What the task requires:
Reproduce the listing below character for character; drop every image.
>> Begin Extracted data
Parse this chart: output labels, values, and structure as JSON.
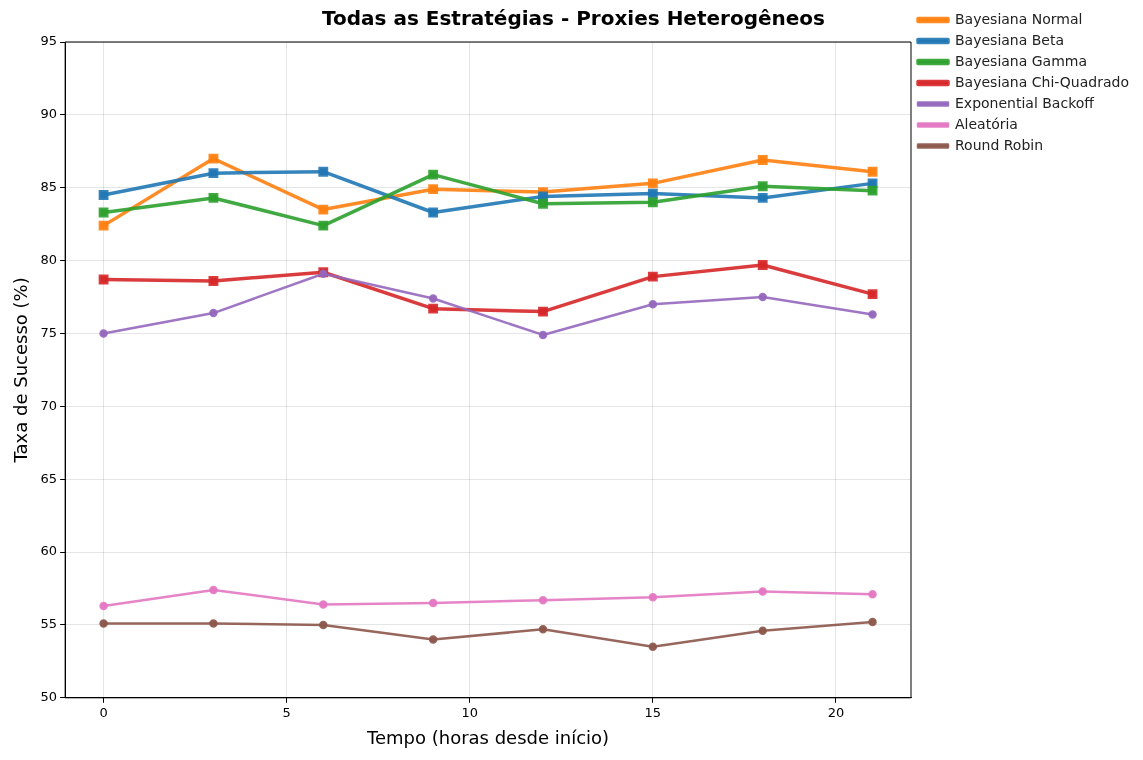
{
  "chart_data": {
    "type": "line",
    "title": "Todas as Estratégias - Proxies Heterogêneos",
    "xlabel": "Tempo (horas desde início)",
    "ylabel": "Taxa de Sucesso (%)",
    "x": [
      0,
      3,
      6,
      9,
      12,
      15,
      18,
      21
    ],
    "xlim": [
      -1.05,
      22.05
    ],
    "xticks": [
      0,
      5,
      10,
      15,
      20
    ],
    "ylim": [
      50,
      95
    ],
    "yticks": [
      50,
      55,
      60,
      65,
      70,
      75,
      80,
      85,
      90,
      95
    ],
    "grid": true,
    "legend": "top right",
    "line_style": "solid",
    "series": [
      {
        "name": "Bayesiana Normal",
        "color": "#ff7f0e",
        "marker": "square",
        "values": [
          82.4,
          87.0,
          83.5,
          84.9,
          84.7,
          85.3,
          86.9,
          86.1
        ]
      },
      {
        "name": "Bayesiana Beta",
        "color": "#1f77b4",
        "marker": "square",
        "values": [
          84.5,
          86.0,
          86.1,
          83.3,
          84.4,
          84.6,
          84.3,
          85.3
        ]
      },
      {
        "name": "Bayesiana Gamma",
        "color": "#2ca02c",
        "marker": "square",
        "values": [
          83.3,
          84.3,
          82.4,
          85.9,
          83.9,
          84.0,
          85.1,
          84.8
        ]
      },
      {
        "name": "Bayesiana Chi-Quadrado",
        "color": "#d62728",
        "marker": "square",
        "values": [
          78.7,
          78.6,
          79.2,
          76.7,
          76.5,
          78.9,
          79.7,
          77.7
        ]
      },
      {
        "name": "Exponential Backoff",
        "color": "#9467bd",
        "marker": "circle",
        "values": [
          75.0,
          76.4,
          79.1,
          77.4,
          74.9,
          77.0,
          77.5,
          76.3
        ]
      },
      {
        "name": "Aleatória",
        "color": "#e377c2",
        "marker": "circle",
        "values": [
          56.3,
          57.4,
          56.4,
          56.5,
          56.7,
          56.9,
          57.3,
          57.1
        ]
      },
      {
        "name": "Round Robin",
        "color": "#8c564b",
        "marker": "circle",
        "values": [
          55.1,
          55.1,
          55.0,
          54.0,
          54.7,
          53.5,
          54.6,
          55.2
        ]
      }
    ]
  }
}
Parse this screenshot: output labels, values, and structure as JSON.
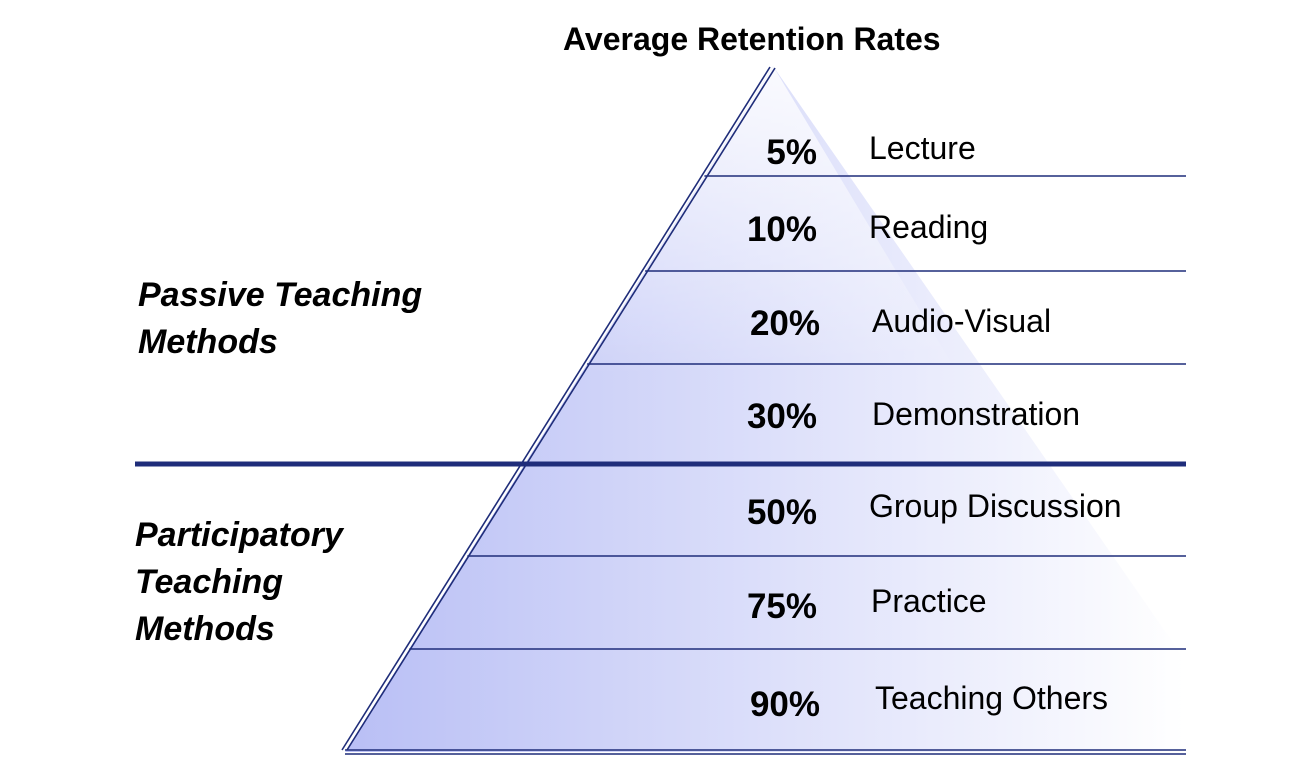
{
  "title": "Average Retention Rates",
  "groups": {
    "passive": {
      "lines": [
        "Passive Teaching",
        "Methods"
      ]
    },
    "participatory": {
      "lines": [
        "Participatory",
        "Teaching",
        "Methods"
      ]
    }
  },
  "levels": [
    {
      "percent": "5%",
      "value": 5,
      "method": "Lecture",
      "group": "passive"
    },
    {
      "percent": "10%",
      "value": 10,
      "method": "Reading",
      "group": "passive"
    },
    {
      "percent": "20%",
      "value": 20,
      "method": "Audio-Visual",
      "group": "passive"
    },
    {
      "percent": "30%",
      "value": 30,
      "method": "Demonstration",
      "group": "passive"
    },
    {
      "percent": "50%",
      "value": 50,
      "method": "Group Discussion",
      "group": "participatory"
    },
    {
      "percent": "75%",
      "value": 75,
      "method": "Practice",
      "group": "participatory"
    },
    {
      "percent": "90%",
      "value": 90,
      "method": "Teaching Others",
      "group": "participatory"
    }
  ],
  "colors": {
    "line": "#1f2d7a",
    "fill_left": "#b9bff5",
    "fill_right": "#ffffff",
    "text": "#000000"
  }
}
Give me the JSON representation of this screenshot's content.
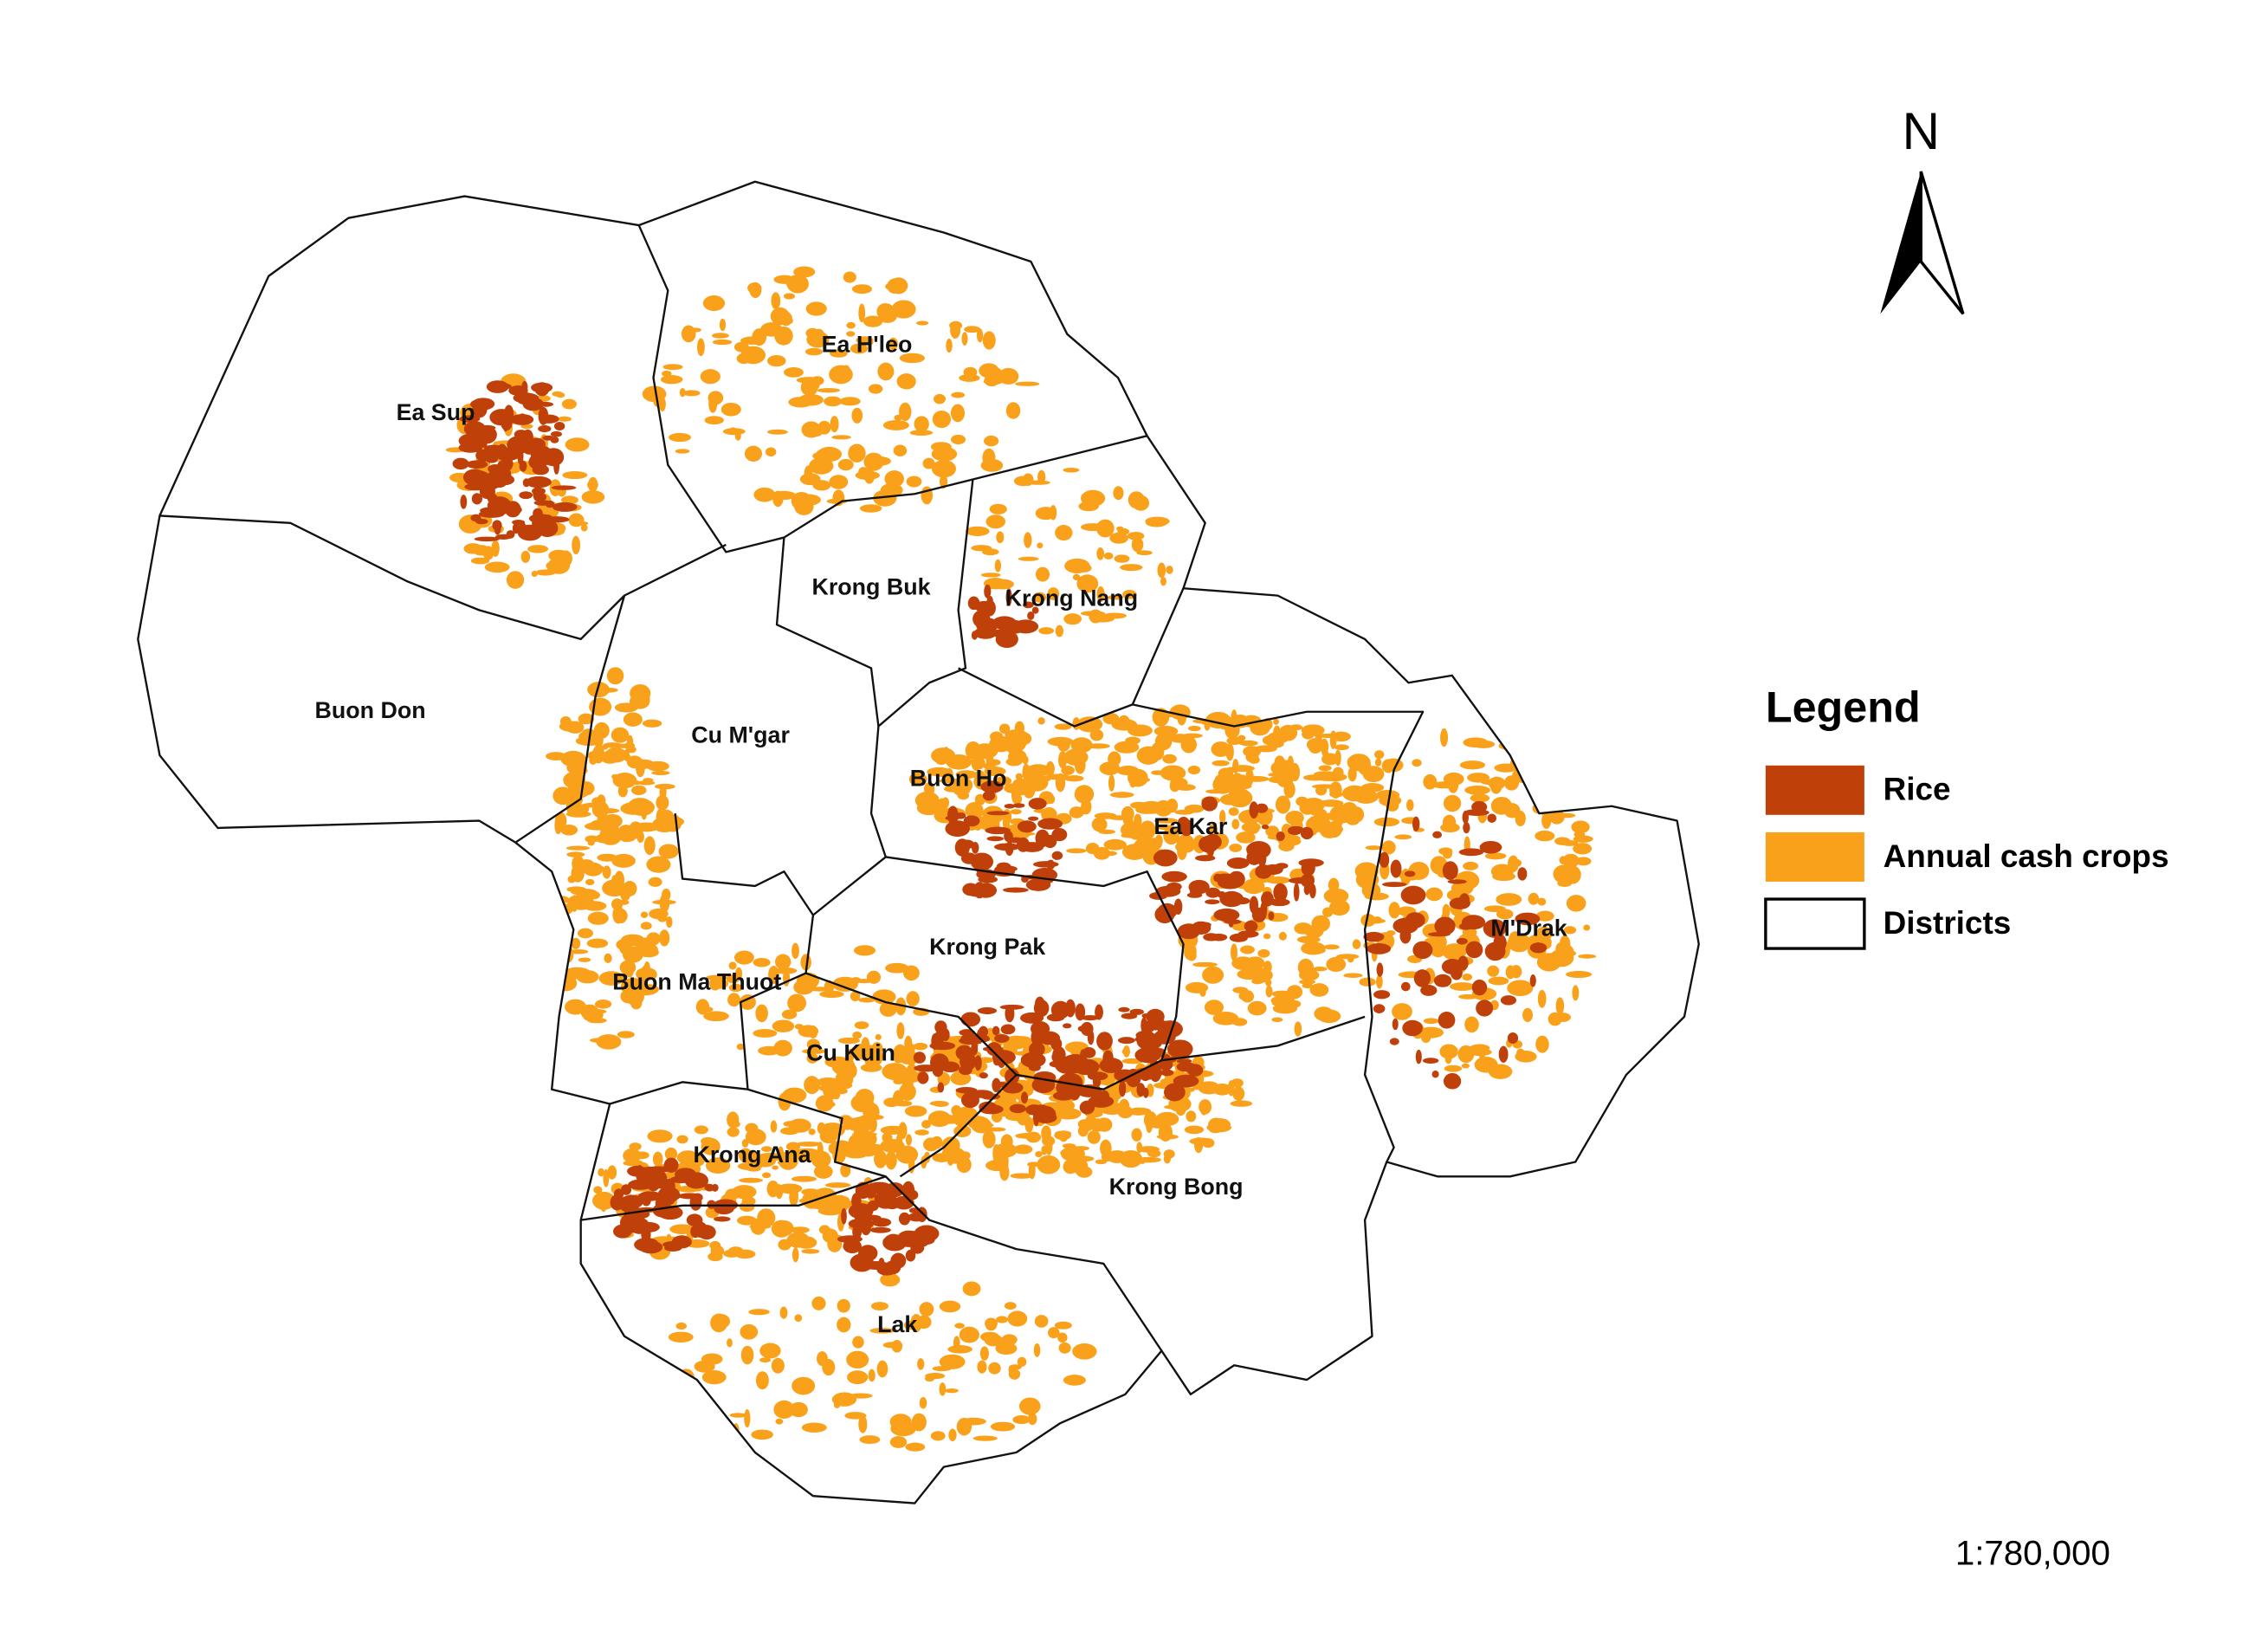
>> End Extracted data
Answer to the problem:
Parse this chart: output labels, values, and structure as JSON.
{
  "chart_data": {
    "type": "line",
    "title": "Todas as Estratégias - Proxies Heterogêneos",
    "xlabel": "Tempo (horas desde início)",
    "ylabel": "Taxa de Sucesso (%)",
    "x": [
      0,
      3,
      6,
      9,
      12,
      15,
      18,
      21
    ],
    "xlim": [
      -1.05,
      22.05
    ],
    "xticks": [
      0,
      5,
      10,
      15,
      20
    ],
    "ylim": [
      50,
      95
    ],
    "yticks": [
      50,
      55,
      60,
      65,
      70,
      75,
      80,
      85,
      90,
      95
    ],
    "grid": true,
    "legend": "top right",
    "line_style": "solid",
    "series": [
      {
        "name": "Bayesiana Normal",
        "color": "#ff7f0e",
        "marker": "square",
        "values": [
          82.4,
          87.0,
          83.5,
          84.9,
          84.7,
          85.3,
          86.9,
          86.1
        ]
      },
      {
        "name": "Bayesiana Beta",
        "color": "#1f77b4",
        "marker": "square",
        "values": [
          84.5,
          86.0,
          86.1,
          83.3,
          84.4,
          84.6,
          84.3,
          85.3
        ]
      },
      {
        "name": "Bayesiana Gamma",
        "color": "#2ca02c",
        "marker": "square",
        "values": [
          83.3,
          84.3,
          82.4,
          85.9,
          83.9,
          84.0,
          85.1,
          84.8
        ]
      },
      {
        "name": "Bayesiana Chi-Quadrado",
        "color": "#d62728",
        "marker": "square",
        "values": [
          78.7,
          78.6,
          79.2,
          76.7,
          76.5,
          78.9,
          79.7,
          77.7
        ]
      },
      {
        "name": "Exponential Backoff",
        "color": "#9467bd",
        "marker": "circle",
        "values": [
          75.0,
          76.4,
          79.1,
          77.4,
          74.9,
          77.0,
          77.5,
          76.3
        ]
      },
      {
        "name": "Aleatória",
        "color": "#e377c2",
        "marker": "circle",
        "values": [
          56.3,
          57.4,
          56.4,
          56.5,
          56.7,
          56.9,
          57.3,
          57.1
        ]
      },
      {
        "name": "Round Robin",
        "color": "#8c564b",
        "marker": "circle",
        "values": [
          55.1,
          55.1,
          55.0,
          54.0,
          54.7,
          53.5,
          54.6,
          55.2
        ]
      }
    ]
  }
}
Parse this screenshot: output labels, values, and structure as JSON.
{
  "title": "Average Retention Rates",
  "groups": {
    "passive": {
      "lines": [
        "Passive Teaching",
        "Methods"
      ]
    },
    "participatory": {
      "lines": [
        "Participatory",
        "Teaching",
        "Methods"
      ]
    }
  },
  "levels": [
    {
      "percent": "5%",
      "value": 5,
      "method": "Lecture",
      "group": "passive"
    },
    {
      "percent": "10%",
      "value": 10,
      "method": "Reading",
      "group": "passive"
    },
    {
      "percent": "20%",
      "value": 20,
      "method": "Audio-Visual",
      "group": "passive"
    },
    {
      "percent": "30%",
      "value": 30,
      "method": "Demonstration",
      "group": "passive"
    },
    {
      "percent": "50%",
      "value": 50,
      "method": "Group Discussion",
      "group": "participatory"
    },
    {
      "percent": "75%",
      "value": 75,
      "method": "Practice",
      "group": "participatory"
    },
    {
      "percent": "90%",
      "value": 90,
      "method": "Teaching Others",
      "group": "participatory"
    }
  ],
  "colors": {
    "line": "#1f2d7a",
    "fill_left": "#b9bff5",
    "fill_right": "#ffffff",
    "text": "#000000"
  }
}
Give me the JSON representation of this screenshot's content.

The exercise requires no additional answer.